» **Exercise description**
Determine how many lines contain the string "kind", then reply with that figure only.

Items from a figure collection
= = = = = = =

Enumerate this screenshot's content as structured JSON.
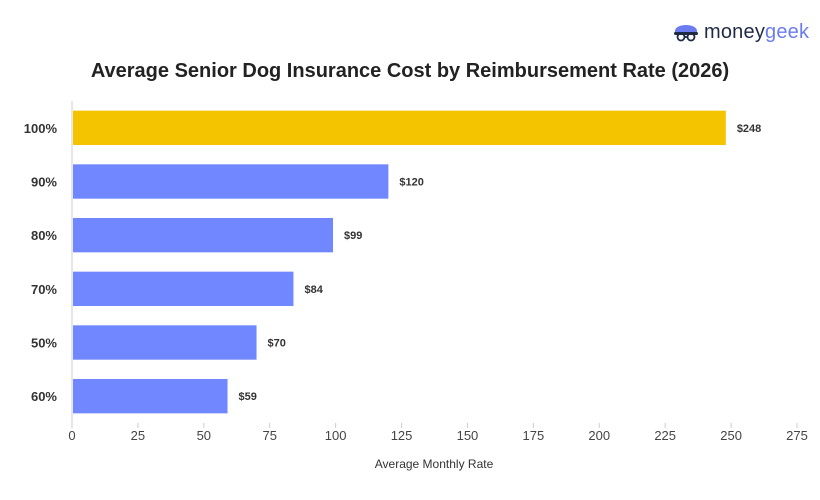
{
  "logo": {
    "part1": "money",
    "part2": "geek"
  },
  "colors": {
    "highlight": "#F5C400",
    "default": "#7087FF",
    "axis": "#cccccc"
  },
  "chart_data": {
    "type": "bar",
    "orientation": "horizontal",
    "title": "Average Senior Dog Insurance Cost by Reimbursement Rate (2026)",
    "xlabel": "Average Monthly Rate",
    "ylabel": "",
    "xlim": [
      0,
      275
    ],
    "xticks": [
      0,
      25,
      50,
      75,
      100,
      125,
      150,
      175,
      200,
      225,
      250,
      275
    ],
    "categories": [
      "100%",
      "90%",
      "80%",
      "70%",
      "50%",
      "60%"
    ],
    "values": [
      248,
      120,
      99,
      84,
      70,
      59
    ],
    "value_labels": [
      "$248",
      "$120",
      "$99",
      "$84",
      "$70",
      "$59"
    ],
    "highlight_index": 0,
    "grid": false
  }
}
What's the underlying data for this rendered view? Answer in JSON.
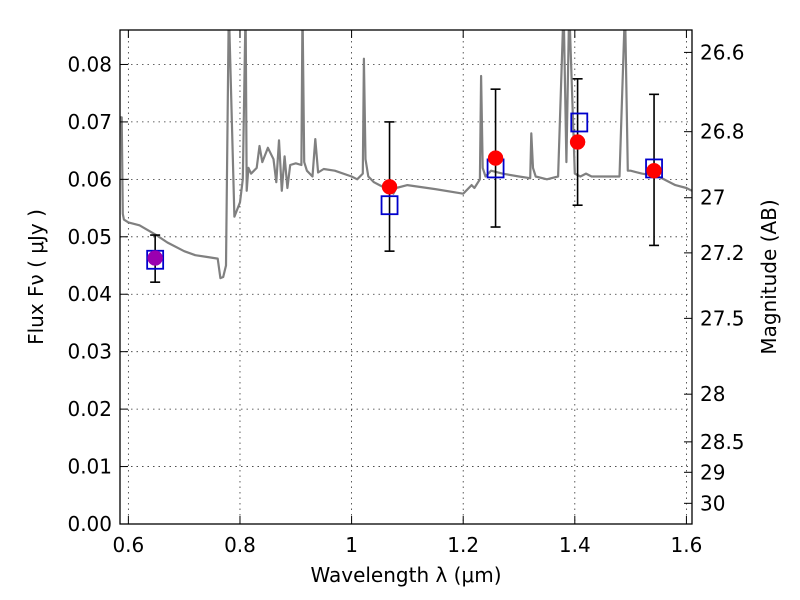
{
  "chart_data": {
    "type": "scatter",
    "xlabel": "Wavelength  λ (μm)",
    "ylabel": "Flux  Fν  ( μJy )",
    "y2label": "Magnitude (AB)",
    "xlim": [
      0.585,
      1.61
    ],
    "ylim": [
      0.0,
      0.086
    ],
    "grid": true,
    "x_ticks": [
      0.6,
      0.8,
      1,
      1.2,
      1.4,
      1.6
    ],
    "x_tick_labels": [
      "0.6",
      "0.8",
      "1",
      "1.2",
      "1.4",
      "1.6"
    ],
    "y_ticks": [
      0.0,
      0.01,
      0.02,
      0.03,
      0.04,
      0.05,
      0.06,
      0.07,
      0.08
    ],
    "y_tick_labels": [
      "0.00",
      "0.01",
      "0.02",
      "0.03",
      "0.04",
      "0.05",
      "0.06",
      "0.07",
      "0.08"
    ],
    "right_ticks": [
      {
        "label": "26.6",
        "flux": 0.0821
      },
      {
        "label": "26.8",
        "flux": 0.0683
      },
      {
        "label": "27",
        "flux": 0.0568
      },
      {
        "label": "27.2",
        "flux": 0.0472
      },
      {
        "label": "27.5",
        "flux": 0.0358
      },
      {
        "label": "28",
        "flux": 0.0226
      },
      {
        "label": "28.5",
        "flux": 0.0143
      },
      {
        "label": "29",
        "flux": 0.009
      },
      {
        "label": "30",
        "flux": 0.0036
      }
    ],
    "colors": {
      "model": "#808080",
      "observed": "#ff0000",
      "model_phot": "#0000cc",
      "first_point": "#9a00b0",
      "errorbar": "#000000"
    },
    "series": [
      {
        "kind": "line",
        "x": [
          0.585,
          0.588,
          0.59,
          0.592,
          0.6,
          0.62,
          0.65,
          0.67,
          0.7,
          0.72,
          0.74,
          0.76,
          0.765,
          0.77,
          0.775,
          0.78,
          0.79,
          0.8,
          0.805,
          0.81,
          0.812,
          0.815,
          0.82,
          0.83,
          0.835,
          0.84,
          0.85,
          0.86,
          0.865,
          0.87,
          0.875,
          0.88,
          0.885,
          0.89,
          0.9,
          0.91,
          0.912,
          0.915,
          0.92,
          0.93,
          0.935,
          0.94,
          0.95,
          0.97,
          1.0,
          1.01,
          1.02,
          1.022,
          1.025,
          1.03,
          1.04,
          1.05,
          1.06,
          1.07,
          1.075,
          1.08,
          1.1,
          1.15,
          1.2,
          1.21,
          1.215,
          1.22,
          1.23,
          1.232,
          1.235,
          1.24,
          1.25,
          1.27,
          1.3,
          1.32,
          1.322,
          1.325,
          1.33,
          1.35,
          1.37,
          1.38,
          1.385,
          1.39,
          1.4,
          1.41,
          1.42,
          1.43,
          1.45,
          1.48,
          1.49,
          1.495,
          1.5,
          1.52,
          1.55,
          1.58,
          1.6,
          1.61
        ],
        "y": [
          0.0708,
          0.0708,
          0.054,
          0.053,
          0.0525,
          0.052,
          0.0503,
          0.049,
          0.0475,
          0.0468,
          0.0465,
          0.0462,
          0.0428,
          0.043,
          0.045,
          0.09,
          0.0535,
          0.056,
          0.06,
          0.09,
          0.058,
          0.062,
          0.061,
          0.062,
          0.0658,
          0.063,
          0.0655,
          0.0635,
          0.0595,
          0.0668,
          0.058,
          0.064,
          0.0585,
          0.0625,
          0.0628,
          0.0625,
          0.09,
          0.063,
          0.0615,
          0.0605,
          0.067,
          0.0612,
          0.0618,
          0.0615,
          0.0605,
          0.06,
          0.061,
          0.081,
          0.0635,
          0.0605,
          0.0595,
          0.059,
          0.0585,
          0.0585,
          0.0575,
          0.0585,
          0.059,
          0.0583,
          0.0575,
          0.0585,
          0.059,
          0.0585,
          0.06,
          0.078,
          0.062,
          0.0605,
          0.0615,
          0.061,
          0.0605,
          0.0602,
          0.068,
          0.062,
          0.0605,
          0.06,
          0.0605,
          0.09,
          0.063,
          0.09,
          0.061,
          0.0605,
          0.061,
          0.0605,
          0.0605,
          0.0605,
          0.09,
          0.0615,
          0.0615,
          0.061,
          0.0605,
          0.059,
          0.0585,
          0.058
        ]
      },
      {
        "kind": "errorbar-points",
        "name": "",
        "x": [
          0.648,
          1.068,
          1.258,
          1.405,
          1.542
        ],
        "y": [
          0.0463,
          0.0587,
          0.0637,
          0.0665,
          0.0615
        ],
        "yerr_low": [
          0.0042,
          0.0112,
          0.012,
          0.011,
          0.013
        ],
        "yerr_high": [
          0.004,
          0.0113,
          0.012,
          0.011,
          0.0133
        ]
      },
      {
        "kind": "square-points",
        "name": "",
        "x": [
          0.648,
          1.068,
          1.258,
          1.408,
          1.542
        ],
        "y": [
          0.046,
          0.0555,
          0.0619,
          0.0699,
          0.0619
        ]
      }
    ]
  }
}
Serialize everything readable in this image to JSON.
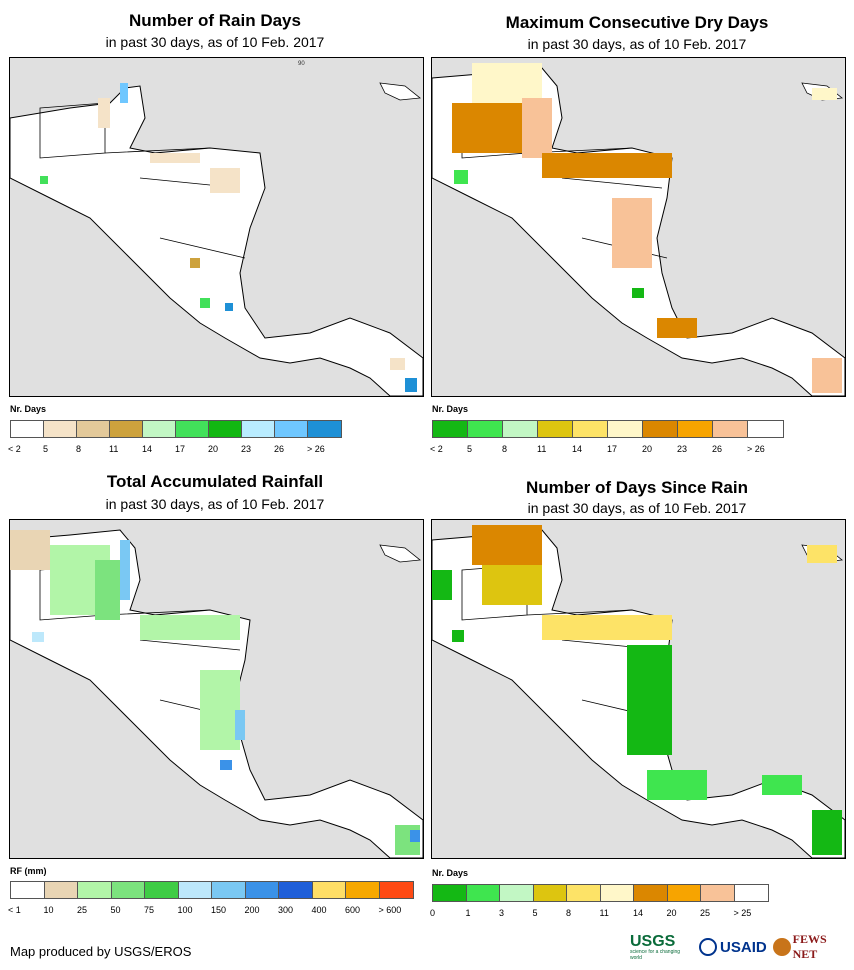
{
  "panels": {
    "rain_days": {
      "title": "Number of Rain Days",
      "subtitle": "in past 30 days, as of 10 Feb. 2017",
      "legend_title": "Nr. Days",
      "legend_labels": [
        "< 2",
        "5",
        "8",
        "11",
        "14",
        "17",
        "20",
        "23",
        "26",
        "> 26"
      ],
      "legend_colors": [
        "#ffffff",
        "#f5e3c8",
        "#e3c99a",
        "#cda23d",
        "#c2f7c4",
        "#42e05a",
        "#12b712",
        "#b9ecff",
        "#6fc7ff",
        "#1e90d6"
      ]
    },
    "dry_days": {
      "title": "Maximum Consecutive Dry Days",
      "subtitle": "in past 30 days, as of 10 Feb. 2017",
      "legend_title": "Nr. Days",
      "legend_labels": [
        "< 2",
        "5",
        "8",
        "11",
        "14",
        "17",
        "20",
        "23",
        "26",
        "> 26"
      ],
      "legend_colors": [
        "#14b814",
        "#3fe54f",
        "#c2f7c4",
        "#ddc510",
        "#fde367",
        "#fff7c9",
        "#db8700",
        "#f7a400",
        "#f8c298",
        "#ffffff"
      ]
    },
    "rainfall": {
      "title": "Total Accumulated Rainfall",
      "subtitle": "in past 30 days, as of 10 Feb. 2017",
      "legend_title": "RF (mm)",
      "legend_labels": [
        "< 1",
        "10",
        "25",
        "50",
        "75",
        "100",
        "150",
        "200",
        "300",
        "400",
        "600",
        "> 600"
      ],
      "legend_colors": [
        "#ffffff",
        "#e9d5b4",
        "#b2f5a8",
        "#7ce37e",
        "#3fcc45",
        "#bde8fb",
        "#7ac8f3",
        "#3b92e8",
        "#1f5fd9",
        "#ffde66",
        "#f7a800",
        "#ff4a14"
      ]
    },
    "days_since": {
      "title": "Number of Days Since Rain",
      "subtitle": "in past 30 days, as of 10 Feb. 2017",
      "legend_title": "Nr. Days",
      "legend_labels": [
        "0",
        "1",
        "3",
        "5",
        "8",
        "11",
        "14",
        "20",
        "25",
        "> 25"
      ],
      "legend_colors": [
        "#14b814",
        "#3fe54f",
        "#c2f7c4",
        "#ddc510",
        "#fde367",
        "#fff7c9",
        "#db8700",
        "#f7a400",
        "#f8c298",
        "#ffffff"
      ]
    }
  },
  "credit": "Map produced by USGS/EROS",
  "logos": {
    "usgs": "USGS",
    "usgs_tagline": "science for a changing world",
    "usaid": "USAID",
    "fews": "FEWS NET"
  },
  "map_tick": "90"
}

= = = = = = =

» **Solution to this exercise**
3